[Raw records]
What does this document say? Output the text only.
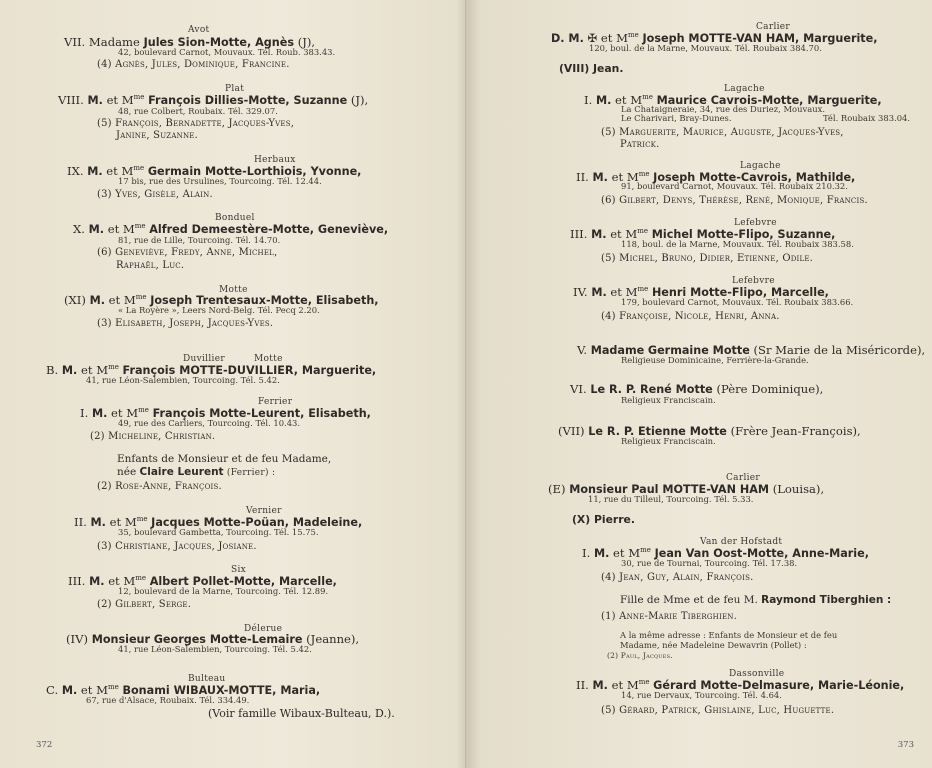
Avot
VII. Madame Jules Sion-Motte, Agnès (J),
42, boulevard Carnot, Mouvaux. Tél. Roub. 383.43.
(4) Agnès, Jules, Dominique, Francine.
Plat
VIII. M. et $M^{me}$ François Dillies-Motte, Suzanne (J),
48, rue Colbert, Roubaix. Tél. 329.07.
(5) François, Bernadette, Jacques-Yves,
Janine, Suzanne.
Herbaux
IX. M. et $M^{me}$ Germain Motte-Lorthiois, Yvonne,
17 bis, rue des Ursulines, Tourcoing. Tél. 12.44.
(3) Yves, Gisèle, Alain.
Bonduel
X. M. et $M^{me}$ Alfred Demeestère-Motte, Geneviève,
81, rue de Lille, Tourcoing. Tél. 14.70.
(6) Geneviève, Fredy, Anne, Michel,
Raphaël, Luc.
Motte
(XI) M. et $M^{me}$ Joseph Trentesaux-Motte, Elisabeth,
« La Royère », Leers Nord-Belg. Tél. Pecq 2.20.
(3) Elisabeth, Joseph, Jacques-Yves.
Duvillier	Motte
B. M. et $M^{me}$ François MOTTE-DUVILLIER, Marguerite,
41, rue Léon-Salembien, Tourcoing. Tél. 5.42.
Ferrier
I. M. et $M^{me}$ François Motte-Leurent, Elisabeth,
49, rue des Carliers, Tourcoing. Tél. 10.43.
(2) Micheline, Christian.
Enfants de Monsieur et de feu Madame,
née Claire Leurent (Ferrier) :
(2) Rose-Anne, François.
Vernier
II. M. et $M^{me}$ Jacques Motte-Poüan, Madeleine,
35, boulevard Gambetta, Tourcoing. Tél. 15.75.
(3) Christiane, Jacques, Josiane.
Six
III. M. et $M^{me}$ Albert Pollet-Motte, Marcelle,
12, boulevard de la Marne, Tourcoing. Tél. 12.89.
(2) Gilbert, Serge.
Délerue
(IV) Monsieur Georges Motte-Lemaire (Jeanne),
41, rue Léon-Salembien, Tourcoing. Tél. 5.42.
Bulteau
C. M. et $M^{me}$ Bonami WIBAUX-MOTTE, Maria,
67, rue d'Alsace, Roubaix. Tél. 334.49.
(Voir famille Wibaux-Bulteau, D.).
372
Carlier
D. M. ✠ et $M^{me}$ Joseph MOTTE-VAN HAM, Marguerite,
120, boul. de la Marne, Mouvaux. Tél. Roubaix 384.70.
(VIII) Jean.
Lagache
I. M. et $M^{me}$ Maurice Cavrois-Motte, Marguerite,
La Chataigneraie, 34, rue des Duriez, Mouvaux.
Le Charivari, Bray-Dunes.	Tél. Roubaix 383.04.
(5) Marguerite, Maurice, Auguste, Jacques-Yves,
Patrick.
Lagache
II. M. et $M^{me}$ Joseph Motte-Cavrois, Mathilde,
91, boulevard Carnot, Mouvaux. Tél. Roubaix 210.32.
(6) Gilbert, Denys, Thérèse, René, Monique, Francis.
Lefebvre
III. M. et $M^{me}$ Michel Motte-Flipo, Suzanne,
118, boul. de la Marne, Mouvaux. Tél. Roubaix 383.58.
(5) Michel, Bruno, Didier, Etienne, Odile.
Lefebvre
IV. M. et $M^{me}$ Henri Motte-Flipo, Marcelle,
179, boulevard Carnot, Mouvaux. Tél. Roubaix 383.66.
(4) Françoise, Nicole, Henri, Anna.
V. Madame Germaine Motte (Sr Marie de la Miséricorde),
Religieuse Dominicaine, Ferrière-la-Grande.
VI. Le R. P. René Motte (Père Dominique),
Religieux Franciscain.
(VII) Le R. P. Etienne Motte (Frère Jean-François),
Religieux Franciscain.
Carlier
(E) Monsieur Paul MOTTE-VAN HAM (Louisa),
11, rue du Tilleul, Tourcoing. Tél. 5.33.
(X) Pierre.
Van der Hofstadt
I. M. et $M^{me}$ Jean Van Oost-Motte, Anne-Marie,
30, rue de Tournai, Tourcoing. Tél. 17.38.
(4) Jean, Guy, Alain, François.
Fille de Mme et de feu M. Raymond Tiberghien :
(1) Anne-Marie Tiberghien.
A la même adresse : Enfants de Monsieur et de feu
Madame, née Madeleine Dewavrin (Pollet) :
(2) Paul, Jacques.
Dassonville
II. M. et $M^{me}$ Gérard Motte-Delmasure, Marie-Léonie,
14, rue Dervaux, Tourcoing. Tél. 4.64.
(5) Gérard, Patrick, Ghislaine, Luc, Huguette.
373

» STATED TASK
Copy each line of the listing that contains the string "Enfants".

» EXERCISE SOLUTION
Enfants de Monsieur et de feu Madame,
A la même adresse : Enfants de Monsieur et de feu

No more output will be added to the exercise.